Figure record extracts:
--- --- ---
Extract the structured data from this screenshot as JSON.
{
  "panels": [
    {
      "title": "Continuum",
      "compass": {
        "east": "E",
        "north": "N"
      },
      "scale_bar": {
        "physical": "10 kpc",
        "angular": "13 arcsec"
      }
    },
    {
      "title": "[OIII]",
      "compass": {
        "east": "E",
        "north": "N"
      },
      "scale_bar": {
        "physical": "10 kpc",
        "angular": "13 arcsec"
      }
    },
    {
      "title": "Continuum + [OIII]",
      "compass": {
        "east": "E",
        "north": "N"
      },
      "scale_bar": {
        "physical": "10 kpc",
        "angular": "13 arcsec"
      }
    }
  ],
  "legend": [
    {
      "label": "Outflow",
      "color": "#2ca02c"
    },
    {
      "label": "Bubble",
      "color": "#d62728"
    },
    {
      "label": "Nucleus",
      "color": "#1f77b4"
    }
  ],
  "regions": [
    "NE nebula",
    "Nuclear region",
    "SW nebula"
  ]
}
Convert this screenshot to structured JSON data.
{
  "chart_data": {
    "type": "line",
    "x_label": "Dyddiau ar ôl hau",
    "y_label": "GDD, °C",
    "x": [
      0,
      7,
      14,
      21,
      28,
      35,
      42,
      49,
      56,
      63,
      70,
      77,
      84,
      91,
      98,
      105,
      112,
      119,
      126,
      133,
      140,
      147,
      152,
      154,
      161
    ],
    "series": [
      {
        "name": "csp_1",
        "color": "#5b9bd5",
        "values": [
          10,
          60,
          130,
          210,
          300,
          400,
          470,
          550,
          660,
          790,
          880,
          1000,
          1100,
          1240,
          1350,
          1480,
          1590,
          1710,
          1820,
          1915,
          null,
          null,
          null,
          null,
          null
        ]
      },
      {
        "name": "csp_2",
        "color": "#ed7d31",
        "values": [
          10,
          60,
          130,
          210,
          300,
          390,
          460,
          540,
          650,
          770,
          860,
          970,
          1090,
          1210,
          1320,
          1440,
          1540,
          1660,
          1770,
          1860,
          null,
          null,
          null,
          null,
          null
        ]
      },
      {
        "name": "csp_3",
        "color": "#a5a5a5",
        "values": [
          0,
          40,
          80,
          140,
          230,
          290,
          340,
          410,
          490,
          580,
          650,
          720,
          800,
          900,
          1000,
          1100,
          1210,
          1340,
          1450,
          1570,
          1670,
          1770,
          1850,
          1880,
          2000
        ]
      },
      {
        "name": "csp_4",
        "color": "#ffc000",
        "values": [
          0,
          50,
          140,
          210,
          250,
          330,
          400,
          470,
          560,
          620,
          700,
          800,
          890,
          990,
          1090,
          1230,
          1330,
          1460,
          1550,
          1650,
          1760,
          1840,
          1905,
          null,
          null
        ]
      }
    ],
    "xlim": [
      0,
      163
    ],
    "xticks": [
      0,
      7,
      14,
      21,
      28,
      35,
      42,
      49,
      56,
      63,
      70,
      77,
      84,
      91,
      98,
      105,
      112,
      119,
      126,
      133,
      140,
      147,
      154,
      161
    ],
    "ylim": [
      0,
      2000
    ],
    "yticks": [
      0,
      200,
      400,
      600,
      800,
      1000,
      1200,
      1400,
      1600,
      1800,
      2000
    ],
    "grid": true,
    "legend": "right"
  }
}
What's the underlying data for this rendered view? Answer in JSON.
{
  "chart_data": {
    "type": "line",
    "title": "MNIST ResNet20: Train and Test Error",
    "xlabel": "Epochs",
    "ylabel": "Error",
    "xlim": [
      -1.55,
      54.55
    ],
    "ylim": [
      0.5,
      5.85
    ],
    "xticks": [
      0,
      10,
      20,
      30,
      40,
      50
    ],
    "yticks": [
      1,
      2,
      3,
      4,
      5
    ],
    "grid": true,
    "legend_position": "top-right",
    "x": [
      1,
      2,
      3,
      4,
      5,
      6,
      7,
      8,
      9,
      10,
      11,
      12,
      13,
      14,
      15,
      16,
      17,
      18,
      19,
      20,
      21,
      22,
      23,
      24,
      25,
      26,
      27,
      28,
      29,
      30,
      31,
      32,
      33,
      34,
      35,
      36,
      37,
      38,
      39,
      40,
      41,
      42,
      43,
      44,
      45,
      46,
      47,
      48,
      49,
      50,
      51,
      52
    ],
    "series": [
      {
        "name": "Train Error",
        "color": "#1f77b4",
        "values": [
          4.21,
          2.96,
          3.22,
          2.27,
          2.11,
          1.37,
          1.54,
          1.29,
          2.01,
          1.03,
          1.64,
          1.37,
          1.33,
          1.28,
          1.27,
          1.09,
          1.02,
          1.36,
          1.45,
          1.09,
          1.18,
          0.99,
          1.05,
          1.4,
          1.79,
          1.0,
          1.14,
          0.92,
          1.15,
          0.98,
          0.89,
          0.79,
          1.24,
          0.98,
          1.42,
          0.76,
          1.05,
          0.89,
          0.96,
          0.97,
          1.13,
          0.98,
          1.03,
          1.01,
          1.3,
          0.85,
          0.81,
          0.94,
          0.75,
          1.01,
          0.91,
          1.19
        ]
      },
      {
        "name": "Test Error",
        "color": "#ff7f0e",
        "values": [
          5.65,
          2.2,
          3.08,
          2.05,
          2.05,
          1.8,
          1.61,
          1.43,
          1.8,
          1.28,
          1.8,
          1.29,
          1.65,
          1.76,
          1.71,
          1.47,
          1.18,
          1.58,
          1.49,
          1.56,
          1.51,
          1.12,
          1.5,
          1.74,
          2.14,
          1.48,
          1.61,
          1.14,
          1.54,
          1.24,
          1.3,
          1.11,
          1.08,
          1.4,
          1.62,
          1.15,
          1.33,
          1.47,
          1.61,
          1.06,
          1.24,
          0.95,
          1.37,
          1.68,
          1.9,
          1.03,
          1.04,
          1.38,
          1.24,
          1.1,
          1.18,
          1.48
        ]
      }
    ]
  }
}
--- --- ---
■ WHAT THE EXERCISE ASKS
Among the entries above, how many lines hold the string "right"? Give the number by itself.

■ EXPECTED ANSWER
2